* What is being asked *
The listing below should be copied in full, word for word.

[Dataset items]
.....
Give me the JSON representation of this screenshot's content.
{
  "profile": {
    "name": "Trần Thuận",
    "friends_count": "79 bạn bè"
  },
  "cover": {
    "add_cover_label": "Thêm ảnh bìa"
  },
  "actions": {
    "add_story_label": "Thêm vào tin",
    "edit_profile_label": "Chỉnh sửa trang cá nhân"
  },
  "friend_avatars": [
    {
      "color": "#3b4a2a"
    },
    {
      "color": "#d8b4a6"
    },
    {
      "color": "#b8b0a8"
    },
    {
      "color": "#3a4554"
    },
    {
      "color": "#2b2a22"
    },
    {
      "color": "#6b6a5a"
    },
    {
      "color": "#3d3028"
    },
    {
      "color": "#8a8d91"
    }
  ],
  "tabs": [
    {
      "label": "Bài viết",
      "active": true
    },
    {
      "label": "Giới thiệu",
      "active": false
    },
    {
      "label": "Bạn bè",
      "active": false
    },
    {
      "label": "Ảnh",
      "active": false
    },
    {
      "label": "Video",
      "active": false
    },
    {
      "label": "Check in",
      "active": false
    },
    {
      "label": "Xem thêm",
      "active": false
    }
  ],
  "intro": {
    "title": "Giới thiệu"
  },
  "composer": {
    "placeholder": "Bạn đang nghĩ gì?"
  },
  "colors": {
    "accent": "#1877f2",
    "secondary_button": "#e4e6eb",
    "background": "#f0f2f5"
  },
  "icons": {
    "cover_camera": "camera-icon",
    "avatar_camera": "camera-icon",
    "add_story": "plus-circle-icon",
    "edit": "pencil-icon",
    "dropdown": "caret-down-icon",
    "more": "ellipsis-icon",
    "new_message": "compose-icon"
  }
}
.....
* Solution for this problem *
Give me the JSON representation of this screenshot's content.
{
  "profile": {
    "name": "Trần Thuận",
    "friends_count": "79 bạn bè"
  },
  "cover": {
    "add_cover_label": "Thêm ảnh bìa"
  },
  "actions": {
    "add_story_label": "Thêm vào tin",
    "edit_profile_label": "Chỉnh sửa trang cá nhân"
  },
  "friend_avatars": [
    {
      "color": "#3b4a2a"
    },
    {
      "color": "#d8b4a6"
    },
    {
      "color": "#b8b0a8"
    },
    {
      "color": "#3a4554"
    },
    {
      "color": "#2b2a22"
    },
    {
      "color": "#6b6a5a"
    },
    {
      "color": "#3d3028"
    },
    {
      "color": "#8a8d91"
    }
  ],
  "tabs": [
    {
      "label": "Bài viết",
      "active": true
    },
    {
      "label": "Giới thiệu",
      "active": false
    },
    {
      "label": "Bạn bè",
      "active": false
    },
    {
      "label": "Ảnh",
      "active": false
    },
    {
      "label": "Video",
      "active": false
    },
    {
      "label": "Check in",
      "active": false
    },
    {
      "label": "Xem thêm",
      "active": false
    }
  ],
  "intro": {
    "title": "Giới thiệu"
  },
  "composer": {
    "placeholder": "Bạn đang nghĩ gì?"
  },
  "colors": {
    "accent": "#1877f2",
    "secondary_button": "#e4e6eb",
    "background": "#f0f2f5"
  },
  "icons": {
    "cover_camera": "camera-icon",
    "avatar_camera": "camera-icon",
    "add_story": "plus-circle-icon",
    "edit": "pencil-icon",
    "dropdown": "caret-down-icon",
    "more": "ellipsis-icon",
    "new_message": "compose-icon"
  }
}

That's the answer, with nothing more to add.